| The task |
Return every record verbatim.

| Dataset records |
- - - -

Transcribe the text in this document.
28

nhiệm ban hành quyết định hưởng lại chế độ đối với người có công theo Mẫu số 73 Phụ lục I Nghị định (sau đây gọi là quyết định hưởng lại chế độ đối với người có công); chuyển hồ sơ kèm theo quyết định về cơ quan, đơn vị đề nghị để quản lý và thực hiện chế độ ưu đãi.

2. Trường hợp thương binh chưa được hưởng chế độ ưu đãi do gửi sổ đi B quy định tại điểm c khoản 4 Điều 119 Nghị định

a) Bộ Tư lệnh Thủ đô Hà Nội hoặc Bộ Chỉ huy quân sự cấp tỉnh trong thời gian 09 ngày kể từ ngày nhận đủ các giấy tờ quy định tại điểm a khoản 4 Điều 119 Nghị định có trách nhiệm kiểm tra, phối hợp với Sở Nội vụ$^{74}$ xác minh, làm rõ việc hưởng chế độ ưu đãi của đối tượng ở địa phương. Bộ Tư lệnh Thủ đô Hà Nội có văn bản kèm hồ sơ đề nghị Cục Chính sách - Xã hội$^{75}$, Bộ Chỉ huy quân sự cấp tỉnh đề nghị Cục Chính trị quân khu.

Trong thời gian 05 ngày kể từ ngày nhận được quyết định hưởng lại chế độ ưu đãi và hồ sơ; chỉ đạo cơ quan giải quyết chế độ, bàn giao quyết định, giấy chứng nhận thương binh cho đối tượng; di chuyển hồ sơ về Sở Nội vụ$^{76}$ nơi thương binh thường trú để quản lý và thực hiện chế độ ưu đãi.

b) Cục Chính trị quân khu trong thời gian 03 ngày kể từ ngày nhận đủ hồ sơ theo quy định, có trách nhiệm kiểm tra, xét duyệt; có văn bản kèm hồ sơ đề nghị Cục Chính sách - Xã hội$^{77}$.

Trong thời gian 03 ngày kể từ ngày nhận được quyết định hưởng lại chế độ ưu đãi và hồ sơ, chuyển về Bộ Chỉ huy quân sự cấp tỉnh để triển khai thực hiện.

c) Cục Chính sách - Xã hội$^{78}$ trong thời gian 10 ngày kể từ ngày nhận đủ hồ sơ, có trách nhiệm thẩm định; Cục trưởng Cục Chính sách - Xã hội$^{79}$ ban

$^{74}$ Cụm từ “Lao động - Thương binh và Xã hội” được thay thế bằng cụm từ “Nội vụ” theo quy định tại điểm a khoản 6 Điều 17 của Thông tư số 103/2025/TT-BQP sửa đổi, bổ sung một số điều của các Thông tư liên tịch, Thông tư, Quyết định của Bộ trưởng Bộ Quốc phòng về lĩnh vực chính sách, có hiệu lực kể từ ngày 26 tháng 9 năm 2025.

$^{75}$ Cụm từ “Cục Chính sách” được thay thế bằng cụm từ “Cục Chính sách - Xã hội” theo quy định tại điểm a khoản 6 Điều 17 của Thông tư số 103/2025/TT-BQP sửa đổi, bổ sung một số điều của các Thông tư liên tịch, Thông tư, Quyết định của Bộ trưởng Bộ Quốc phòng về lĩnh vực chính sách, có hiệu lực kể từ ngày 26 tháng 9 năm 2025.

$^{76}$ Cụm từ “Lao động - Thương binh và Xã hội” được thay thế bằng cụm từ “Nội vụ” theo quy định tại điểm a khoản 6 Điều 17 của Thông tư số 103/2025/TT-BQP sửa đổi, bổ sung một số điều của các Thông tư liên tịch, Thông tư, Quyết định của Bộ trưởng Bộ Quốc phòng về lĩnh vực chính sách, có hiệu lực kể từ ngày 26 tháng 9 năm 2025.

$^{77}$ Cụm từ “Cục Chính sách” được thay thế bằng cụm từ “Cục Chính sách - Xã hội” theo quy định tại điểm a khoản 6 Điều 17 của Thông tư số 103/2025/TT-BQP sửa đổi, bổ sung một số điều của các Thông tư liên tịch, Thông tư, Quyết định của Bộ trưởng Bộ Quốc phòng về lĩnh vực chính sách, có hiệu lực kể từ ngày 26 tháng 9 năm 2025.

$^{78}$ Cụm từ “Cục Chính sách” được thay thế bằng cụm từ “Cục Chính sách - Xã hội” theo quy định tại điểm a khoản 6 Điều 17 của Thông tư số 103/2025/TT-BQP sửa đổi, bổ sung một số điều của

- - - -

| Completed task |
Transcribe the text in this document.
28

nhiệm ban hành quyết định hưởng lại chế độ đối với người có công theo Mẫu số 73 Phụ lục I Nghị định (sau đây gọi là quyết định hưởng lại chế độ đối với người có công); chuyển hồ sơ kèm theo quyết định về cơ quan, đơn vị đề nghị để quản lý và thực hiện chế độ ưu đãi.

2. Trường hợp thương binh chưa được hưởng chế độ ưu đãi do gửi sổ đi B quy định tại điểm c khoản 4 Điều 119 Nghị định

a) Bộ Tư lệnh Thủ đô Hà Nội hoặc Bộ Chỉ huy quân sự cấp tỉnh trong thời gian 09 ngày kể từ ngày nhận đủ các giấy tờ quy định tại điểm a khoản 4 Điều 119 Nghị định có trách nhiệm kiểm tra, phối hợp với Sở Nội vụ$^{74}$ xác minh, làm rõ việc hưởng chế độ ưu đãi của đối tượng ở địa phương. Bộ Tư lệnh Thủ đô Hà Nội có văn bản kèm hồ sơ đề nghị Cục Chính sách - Xã hội$^{75}$, Bộ Chỉ huy quân sự cấp tỉnh đề nghị Cục Chính trị quân khu.

Trong thời gian 05 ngày kể từ ngày nhận được quyết định hưởng lại chế độ ưu đãi và hồ sơ; chỉ đạo cơ quan giải quyết chế độ, bàn giao quyết định, giấy chứng nhận thương binh cho đối tượng; di chuyển hồ sơ về Sở Nội vụ$^{76}$ nơi thương binh thường trú để quản lý và thực hiện chế độ ưu đãi.

b) Cục Chính trị quân khu trong thời gian 03 ngày kể từ ngày nhận đủ hồ sơ theo quy định, có trách nhiệm kiểm tra, xét duyệt; có văn bản kèm hồ sơ đề nghị Cục Chính sách - Xã hội$^{77}$.

Trong thời gian 03 ngày kể từ ngày nhận được quyết định hưởng lại chế độ ưu đãi và hồ sơ, chuyển về Bộ Chỉ huy quân sự cấp tỉnh để triển khai thực hiện.

c) Cục Chính sách - Xã hội$^{78}$ trong thời gian 10 ngày kể từ ngày nhận đủ hồ sơ, có trách nhiệm thẩm định; Cục trưởng Cục Chính sách - Xã hội$^{79}$ ban

$^{74}$ Cụm từ “Lao động - Thương binh và Xã hội” được thay thế bằng cụm từ “Nội vụ” theo quy định tại điểm a khoản 6 Điều 17 của Thông tư số 103/2025/TT-BQP sửa đổi, bổ sung một số điều của các Thông tư liên tịch, Thông tư, Quyết định của Bộ trưởng Bộ Quốc phòng về lĩnh vực chính sách, có hiệu lực kể từ ngày 26 tháng 9 năm 2025.

$^{75}$ Cụm từ “Cục Chính sách” được thay thế bằng cụm từ “Cục Chính sách - Xã hội” theo quy định tại điểm a khoản 6 Điều 17 của Thông tư số 103/2025/TT-BQP sửa đổi, bổ sung một số điều của các Thông tư liên tịch, Thông tư, Quyết định của Bộ trưởng Bộ Quốc phòng về lĩnh vực chính sách, có hiệu lực kể từ ngày 26 tháng 9 năm 2025.

$^{76}$ Cụm từ “Lao động - Thương binh và Xã hội” được thay thế bằng cụm từ “Nội vụ” theo quy định tại điểm a khoản 6 Điều 17 của Thông tư số 103/2025/TT-BQP sửa đổi, bổ sung một số điều của các Thông tư liên tịch, Thông tư, Quyết định của Bộ trưởng Bộ Quốc phòng về lĩnh vực chính sách, có hiệu lực kể từ ngày 26 tháng 9 năm 2025.

$^{77}$ Cụm từ “Cục Chính sách” được thay thế bằng cụm từ “Cục Chính sách - Xã hội” theo quy định tại điểm a khoản 6 Điều 17 của Thông tư số 103/2025/TT-BQP sửa đổi, bổ sung một số điều của các Thông tư liên tịch, Thông tư, Quyết định của Bộ trưởng Bộ Quốc phòng về lĩnh vực chính sách, có hiệu lực kể từ ngày 26 tháng 9 năm 2025.

$^{78}$ Cụm từ “Cục Chính sách” được thay thế bằng cụm từ “Cục Chính sách - Xã hội” theo quy định tại điểm a khoản 6 Điều 17 của Thông tư số 103/2025/TT-BQP sửa đổi, bổ sung một số điều của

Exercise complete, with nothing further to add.